=== SHORT EXERCISE ===
Every entry must be duplicated precisely as written.

....................

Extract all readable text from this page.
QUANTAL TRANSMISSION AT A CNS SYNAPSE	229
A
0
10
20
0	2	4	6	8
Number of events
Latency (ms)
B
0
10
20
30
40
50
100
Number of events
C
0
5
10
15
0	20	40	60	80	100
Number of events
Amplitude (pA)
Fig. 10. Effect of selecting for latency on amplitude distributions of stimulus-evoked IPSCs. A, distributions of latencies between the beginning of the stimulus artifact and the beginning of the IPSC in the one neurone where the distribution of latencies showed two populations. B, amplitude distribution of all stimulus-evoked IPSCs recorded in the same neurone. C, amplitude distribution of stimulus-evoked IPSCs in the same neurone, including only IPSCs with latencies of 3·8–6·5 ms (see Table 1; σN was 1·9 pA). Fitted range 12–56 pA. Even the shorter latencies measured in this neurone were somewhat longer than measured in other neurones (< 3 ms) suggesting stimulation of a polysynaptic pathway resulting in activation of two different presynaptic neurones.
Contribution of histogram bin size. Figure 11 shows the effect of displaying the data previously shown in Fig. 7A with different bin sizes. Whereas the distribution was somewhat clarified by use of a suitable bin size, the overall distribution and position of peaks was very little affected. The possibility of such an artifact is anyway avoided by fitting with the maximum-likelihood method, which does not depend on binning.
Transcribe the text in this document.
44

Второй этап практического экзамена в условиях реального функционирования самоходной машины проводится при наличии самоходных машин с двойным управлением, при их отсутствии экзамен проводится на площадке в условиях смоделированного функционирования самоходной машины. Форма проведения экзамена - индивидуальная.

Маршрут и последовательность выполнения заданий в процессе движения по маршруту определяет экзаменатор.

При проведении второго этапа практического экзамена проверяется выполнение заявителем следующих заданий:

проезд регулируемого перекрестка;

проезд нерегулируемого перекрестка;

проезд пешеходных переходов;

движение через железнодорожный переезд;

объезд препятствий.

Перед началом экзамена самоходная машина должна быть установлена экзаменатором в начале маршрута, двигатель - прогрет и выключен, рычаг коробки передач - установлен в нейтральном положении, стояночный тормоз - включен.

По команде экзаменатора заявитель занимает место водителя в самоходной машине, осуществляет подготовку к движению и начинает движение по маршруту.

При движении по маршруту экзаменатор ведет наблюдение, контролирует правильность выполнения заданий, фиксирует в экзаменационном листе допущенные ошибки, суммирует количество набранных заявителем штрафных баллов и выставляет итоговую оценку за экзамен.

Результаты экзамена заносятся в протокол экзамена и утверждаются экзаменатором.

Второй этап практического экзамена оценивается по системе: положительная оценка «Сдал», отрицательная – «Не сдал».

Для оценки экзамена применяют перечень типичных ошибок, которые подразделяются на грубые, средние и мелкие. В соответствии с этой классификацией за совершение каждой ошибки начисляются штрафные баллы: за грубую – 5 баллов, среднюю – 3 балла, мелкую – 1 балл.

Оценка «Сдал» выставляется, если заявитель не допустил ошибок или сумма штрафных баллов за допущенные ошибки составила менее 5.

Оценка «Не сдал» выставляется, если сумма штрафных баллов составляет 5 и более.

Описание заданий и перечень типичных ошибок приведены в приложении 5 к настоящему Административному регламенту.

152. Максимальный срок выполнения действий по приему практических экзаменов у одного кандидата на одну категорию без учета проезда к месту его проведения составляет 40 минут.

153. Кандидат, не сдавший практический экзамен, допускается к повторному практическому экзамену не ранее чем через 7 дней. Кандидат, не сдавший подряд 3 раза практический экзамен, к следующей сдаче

....................

=== OUTPUT OF THE EXERCISE ===
Extract all readable text from this page.
QUANTAL TRANSMISSION AT A CNS SYNAPSE	229
A
0
10
20
0	2	4	6	8
Number of events
Latency (ms)
B
0
10
20
30
40
50
100
Number of events
C
0
5
10
15
0	20	40	60	80	100
Number of events
Amplitude (pA)
Fig. 10. Effect of selecting for latency on amplitude distributions of stimulus-evoked IPSCs. A, distributions of latencies between the beginning of the stimulus artifact and the beginning of the IPSC in the one neurone where the distribution of latencies showed two populations. B, amplitude distribution of all stimulus-evoked IPSCs recorded in the same neurone. C, amplitude distribution of stimulus-evoked IPSCs in the same neurone, including only IPSCs with latencies of 3·8–6·5 ms (see Table 1; σN was 1·9 pA). Fitted range 12–56 pA. Even the shorter latencies measured in this neurone were somewhat longer than measured in other neurones (< 3 ms) suggesting stimulation of a polysynaptic pathway resulting in activation of two different presynaptic neurones.
Contribution of histogram bin size. Figure 11 shows the effect of displaying the data previously shown in Fig. 7A with different bin sizes. Whereas the distribution was somewhat clarified by use of a suitable bin size, the overall distribution and position of peaks was very little affected. The possibility of such an artifact is anyway avoided by fitting with the maximum-likelihood method, which does not depend on binning.
Transcribe the text in this document.
44

Второй этап практического экзамена в условиях реального функционирования самоходной машины проводится при наличии самоходных машин с двойным управлением, при их отсутствии экзамен проводится на площадке в условиях смоделированного функционирования самоходной машины. Форма проведения экзамена - индивидуальная.

Маршрут и последовательность выполнения заданий в процессе движения по маршруту определяет экзаменатор.

При проведении второго этапа практического экзамена проверяется выполнение заявителем следующих заданий:

проезд регулируемого перекрестка;

проезд нерегулируемого перекрестка;

проезд пешеходных переходов;

движение через железнодорожный переезд;

объезд препятствий.

Перед началом экзамена самоходная машина должна быть установлена экзаменатором в начале маршрута, двигатель - прогрет и выключен, рычаг коробки передач - установлен в нейтральном положении, стояночный тормоз - включен.

По команде экзаменатора заявитель занимает место водителя в самоходной машине, осуществляет подготовку к движению и начинает движение по маршруту.

При движении по маршруту экзаменатор ведет наблюдение, контролирует правильность выполнения заданий, фиксирует в экзаменационном листе допущенные ошибки, суммирует количество набранных заявителем штрафных баллов и выставляет итоговую оценку за экзамен.

Результаты экзамена заносятся в протокол экзамена и утверждаются экзаменатором.

Второй этап практического экзамена оценивается по системе: положительная оценка «Сдал», отрицательная – «Не сдал».

Для оценки экзамена применяют перечень типичных ошибок, которые подразделяются на грубые, средние и мелкие. В соответствии с этой классификацией за совершение каждой ошибки начисляются штрафные баллы: за грубую – 5 баллов, среднюю – 3 балла, мелкую – 1 балл.

Оценка «Сдал» выставляется, если заявитель не допустил ошибок или сумма штрафных баллов за допущенные ошибки составила менее 5.

Оценка «Не сдал» выставляется, если сумма штрафных баллов составляет 5 и более.

Описание заданий и перечень типичных ошибок приведены в приложении 5 к настоящему Административному регламенту.

152. Максимальный срок выполнения действий по приему практических экзаменов у одного кандидата на одну категорию без учета проезда к месту его проведения составляет 40 минут.

153. Кандидат, не сдавший практический экзамен, допускается к повторному практическому экзамену не ранее чем через 7 дней. Кандидат, не сдавший подряд 3 раза практический экзамен, к следующей сдаче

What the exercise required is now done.